====== Supplied records ======
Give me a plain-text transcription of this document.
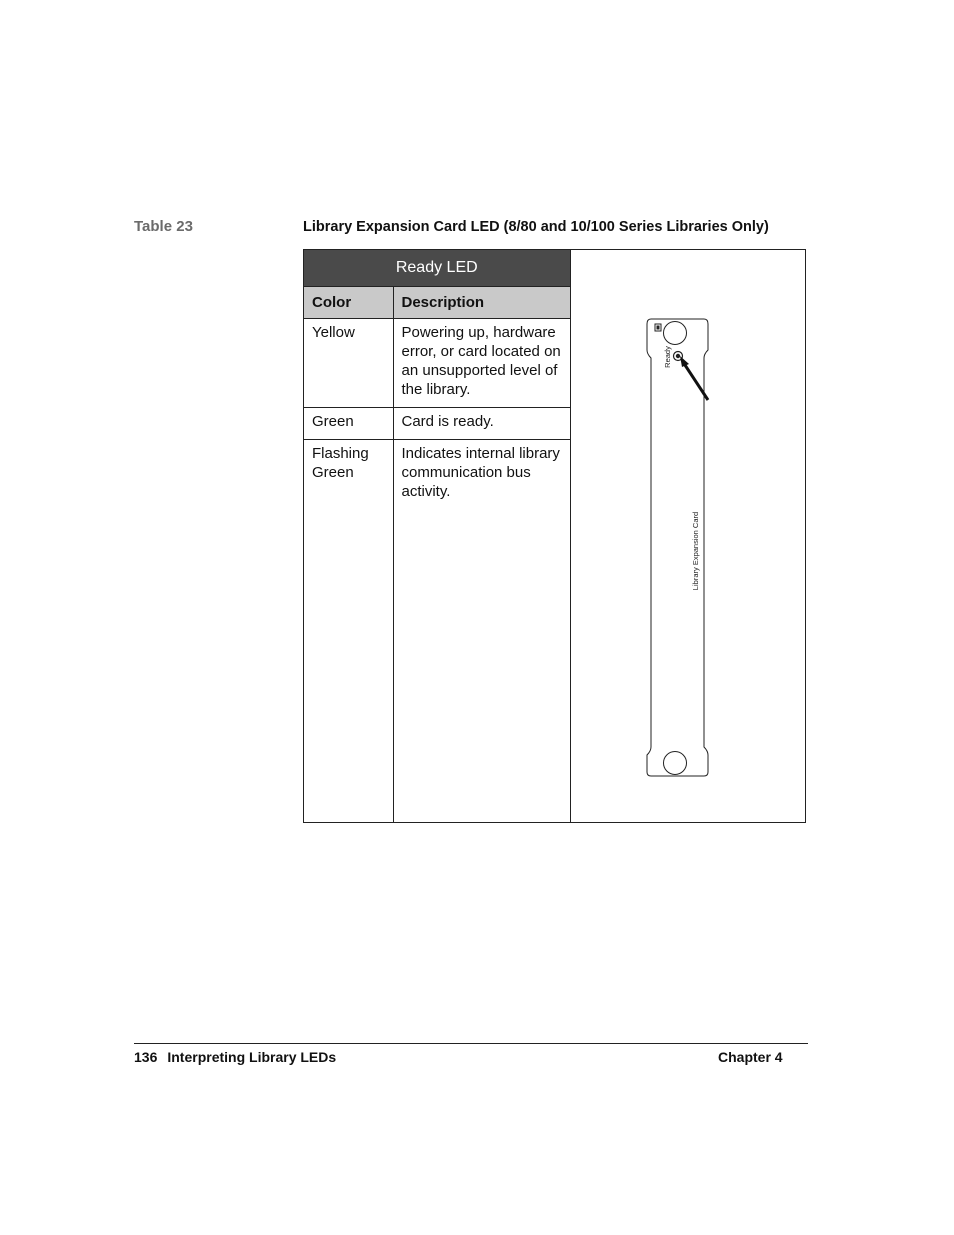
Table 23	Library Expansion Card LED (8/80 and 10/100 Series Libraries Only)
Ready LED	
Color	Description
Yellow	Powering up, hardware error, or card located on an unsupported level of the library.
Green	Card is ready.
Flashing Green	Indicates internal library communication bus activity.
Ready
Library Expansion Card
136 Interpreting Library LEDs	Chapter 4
======
** Required task **
Using the material above, set down every line exactly, but skip the pictures.

** Solution to the exercise **
Give me a plain-text transcription of this document.
Table 23	Library Expansion Card LED (8/80 and 10/100 Series Libraries Only)
Ready LED	
Color	Description
Yellow	Powering up, hardware error, or card located on an unsupported level of the library.
Green	Card is ready.
Flashing Green	Indicates internal library communication bus activity.
Ready
Library Expansion Card
136 Interpreting Library LEDs	Chapter 4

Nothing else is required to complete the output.